■ Records shown ■
>>>>>

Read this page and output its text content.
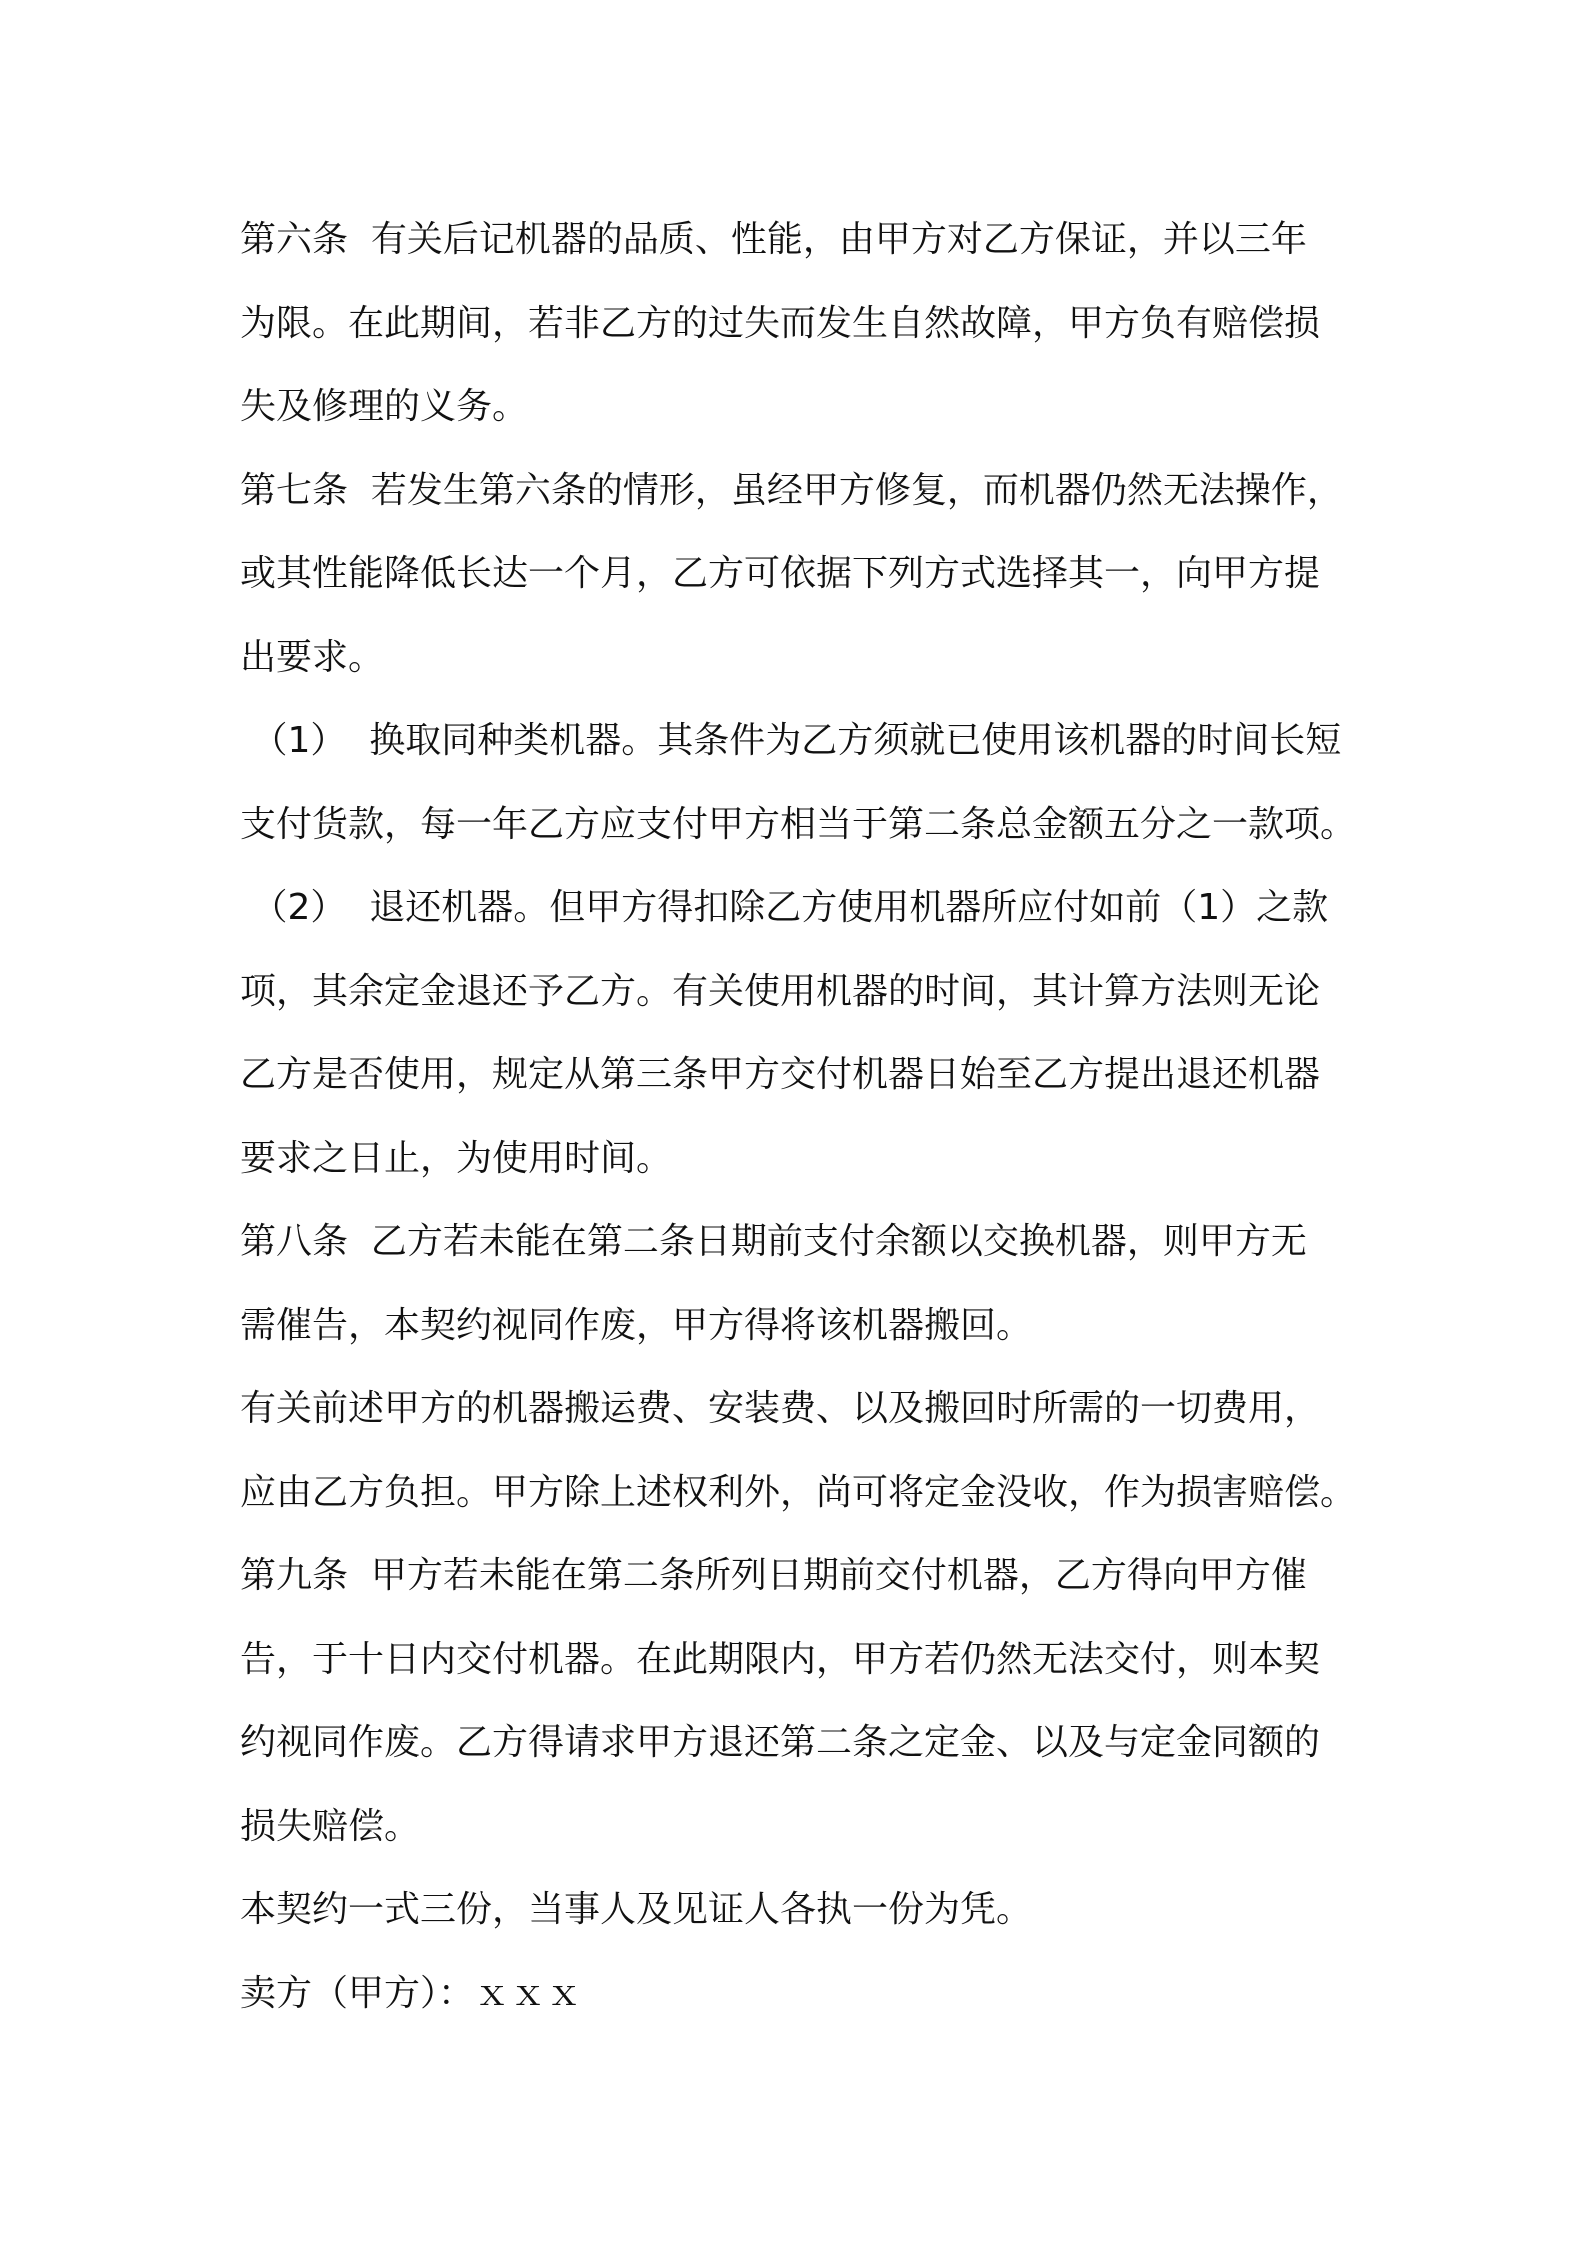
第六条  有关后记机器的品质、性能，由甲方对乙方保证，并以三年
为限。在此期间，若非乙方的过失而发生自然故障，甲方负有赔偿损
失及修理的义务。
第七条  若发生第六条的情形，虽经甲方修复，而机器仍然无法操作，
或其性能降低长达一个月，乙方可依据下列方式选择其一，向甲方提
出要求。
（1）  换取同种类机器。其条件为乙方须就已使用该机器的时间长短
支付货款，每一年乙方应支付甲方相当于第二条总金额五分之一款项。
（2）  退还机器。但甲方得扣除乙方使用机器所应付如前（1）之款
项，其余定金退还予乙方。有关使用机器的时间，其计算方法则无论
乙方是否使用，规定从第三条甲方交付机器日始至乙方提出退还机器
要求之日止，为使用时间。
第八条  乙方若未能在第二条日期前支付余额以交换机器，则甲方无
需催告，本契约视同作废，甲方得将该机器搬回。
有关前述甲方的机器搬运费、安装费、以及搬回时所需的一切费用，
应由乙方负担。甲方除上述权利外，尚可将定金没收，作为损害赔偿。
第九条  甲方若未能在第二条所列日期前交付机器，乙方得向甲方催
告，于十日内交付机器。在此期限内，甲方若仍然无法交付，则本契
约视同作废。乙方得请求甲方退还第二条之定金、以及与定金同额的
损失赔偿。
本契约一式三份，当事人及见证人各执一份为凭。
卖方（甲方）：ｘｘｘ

<<<<<

■ Task details ■
Every line above should be returned exactly; the pictures stay out.

■ Result for this task ■
Read this page and output its text content.
第六条  有关后记机器的品质、性能，由甲方对乙方保证，并以三年
为限。在此期间，若非乙方的过失而发生自然故障，甲方负有赔偿损
失及修理的义务。
第七条  若发生第六条的情形，虽经甲方修复，而机器仍然无法操作，
或其性能降低长达一个月，乙方可依据下列方式选择其一，向甲方提
出要求。
（1）  换取同种类机器。其条件为乙方须就已使用该机器的时间长短
支付货款，每一年乙方应支付甲方相当于第二条总金额五分之一款项。
（2）  退还机器。但甲方得扣除乙方使用机器所应付如前（1）之款
项，其余定金退还予乙方。有关使用机器的时间，其计算方法则无论
乙方是否使用，规定从第三条甲方交付机器日始至乙方提出退还机器
要求之日止，为使用时间。
第八条  乙方若未能在第二条日期前支付余额以交换机器，则甲方无
需催告，本契约视同作废，甲方得将该机器搬回。
有关前述甲方的机器搬运费、安装费、以及搬回时所需的一切费用，
应由乙方负担。甲方除上述权利外，尚可将定金没收，作为损害赔偿。
第九条  甲方若未能在第二条所列日期前交付机器，乙方得向甲方催
告，于十日内交付机器。在此期限内，甲方若仍然无法交付，则本契
约视同作废。乙方得请求甲方退还第二条之定金、以及与定金同额的
损失赔偿。
本契约一式三份，当事人及见证人各执一份为凭。
卖方（甲方）：ｘｘｘ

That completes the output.